> **Exercise directions**:
Work out how many lines of the listing hold the string "section". Answer with that number alone.

> **Provided material**:
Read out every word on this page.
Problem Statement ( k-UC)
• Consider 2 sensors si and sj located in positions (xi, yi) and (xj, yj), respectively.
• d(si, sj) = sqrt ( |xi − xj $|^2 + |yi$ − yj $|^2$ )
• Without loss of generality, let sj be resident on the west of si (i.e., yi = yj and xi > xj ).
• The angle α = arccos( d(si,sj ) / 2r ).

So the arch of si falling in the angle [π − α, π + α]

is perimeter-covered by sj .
--
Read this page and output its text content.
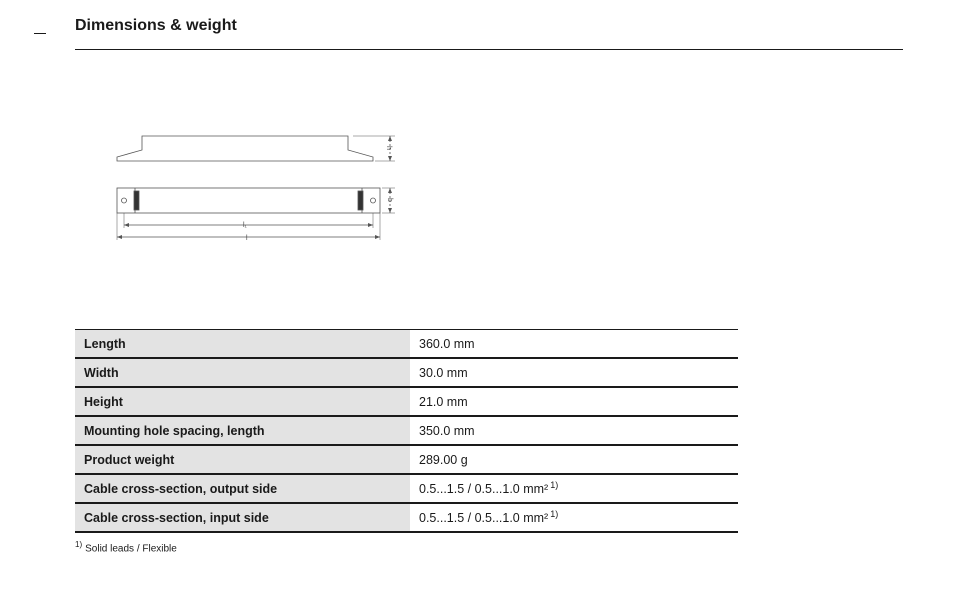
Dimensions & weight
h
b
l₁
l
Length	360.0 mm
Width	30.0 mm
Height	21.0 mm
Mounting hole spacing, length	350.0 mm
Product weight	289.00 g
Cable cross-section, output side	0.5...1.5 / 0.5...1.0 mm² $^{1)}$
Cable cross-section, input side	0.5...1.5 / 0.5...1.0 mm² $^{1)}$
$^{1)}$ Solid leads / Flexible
* * *
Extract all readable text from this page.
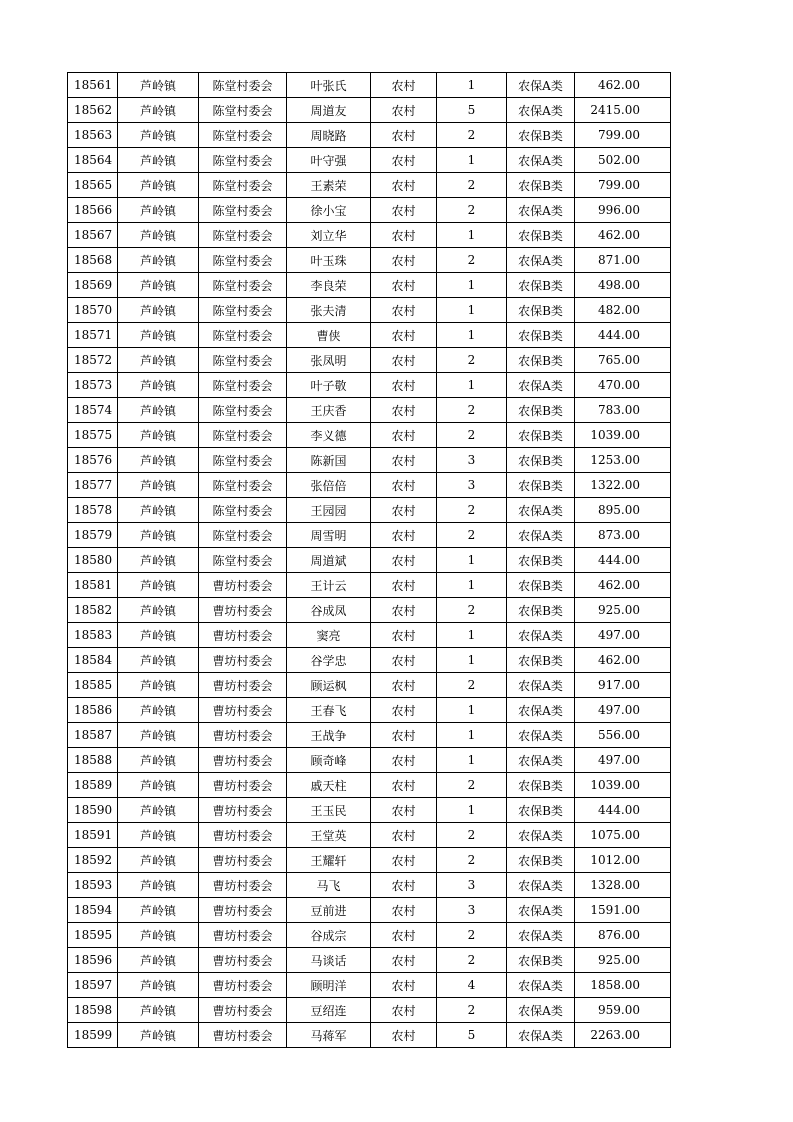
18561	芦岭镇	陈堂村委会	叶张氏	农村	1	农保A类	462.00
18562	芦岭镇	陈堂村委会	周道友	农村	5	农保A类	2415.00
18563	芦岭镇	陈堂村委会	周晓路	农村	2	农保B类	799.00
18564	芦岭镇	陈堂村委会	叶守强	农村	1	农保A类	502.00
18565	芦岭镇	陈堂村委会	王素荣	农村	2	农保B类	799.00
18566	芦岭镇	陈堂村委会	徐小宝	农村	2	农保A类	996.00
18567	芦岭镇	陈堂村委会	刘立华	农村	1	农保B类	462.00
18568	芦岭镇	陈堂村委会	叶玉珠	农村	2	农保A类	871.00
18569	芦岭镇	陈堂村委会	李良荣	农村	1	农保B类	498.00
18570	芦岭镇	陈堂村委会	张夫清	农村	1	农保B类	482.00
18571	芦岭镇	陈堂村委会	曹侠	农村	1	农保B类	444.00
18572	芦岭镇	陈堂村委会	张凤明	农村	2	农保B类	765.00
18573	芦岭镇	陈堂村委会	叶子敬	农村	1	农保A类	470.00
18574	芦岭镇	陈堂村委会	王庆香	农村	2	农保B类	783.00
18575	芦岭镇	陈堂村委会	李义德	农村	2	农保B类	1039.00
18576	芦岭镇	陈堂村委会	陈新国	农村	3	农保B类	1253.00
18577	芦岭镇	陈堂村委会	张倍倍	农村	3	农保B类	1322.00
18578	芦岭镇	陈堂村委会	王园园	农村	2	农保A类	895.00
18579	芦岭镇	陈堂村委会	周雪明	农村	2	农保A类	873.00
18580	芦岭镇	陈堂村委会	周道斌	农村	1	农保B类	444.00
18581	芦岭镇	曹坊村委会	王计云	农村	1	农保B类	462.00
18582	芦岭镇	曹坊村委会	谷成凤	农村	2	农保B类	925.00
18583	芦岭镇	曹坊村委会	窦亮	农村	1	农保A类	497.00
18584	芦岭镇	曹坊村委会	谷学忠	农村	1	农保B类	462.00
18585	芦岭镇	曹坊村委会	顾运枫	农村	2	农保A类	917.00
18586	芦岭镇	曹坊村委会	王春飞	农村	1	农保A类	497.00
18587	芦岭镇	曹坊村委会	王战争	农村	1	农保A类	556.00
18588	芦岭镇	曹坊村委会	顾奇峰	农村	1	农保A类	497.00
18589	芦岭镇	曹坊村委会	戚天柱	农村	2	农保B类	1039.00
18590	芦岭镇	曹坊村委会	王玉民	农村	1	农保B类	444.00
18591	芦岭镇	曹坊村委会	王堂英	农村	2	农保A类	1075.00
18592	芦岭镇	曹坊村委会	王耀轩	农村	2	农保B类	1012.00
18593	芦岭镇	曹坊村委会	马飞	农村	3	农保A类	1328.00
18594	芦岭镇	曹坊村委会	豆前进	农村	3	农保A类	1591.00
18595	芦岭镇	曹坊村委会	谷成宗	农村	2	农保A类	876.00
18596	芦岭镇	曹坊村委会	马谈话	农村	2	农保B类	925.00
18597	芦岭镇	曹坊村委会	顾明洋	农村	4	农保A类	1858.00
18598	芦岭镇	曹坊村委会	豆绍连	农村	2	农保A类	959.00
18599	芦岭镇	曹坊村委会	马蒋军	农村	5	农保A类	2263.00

> **Exercise result**:
2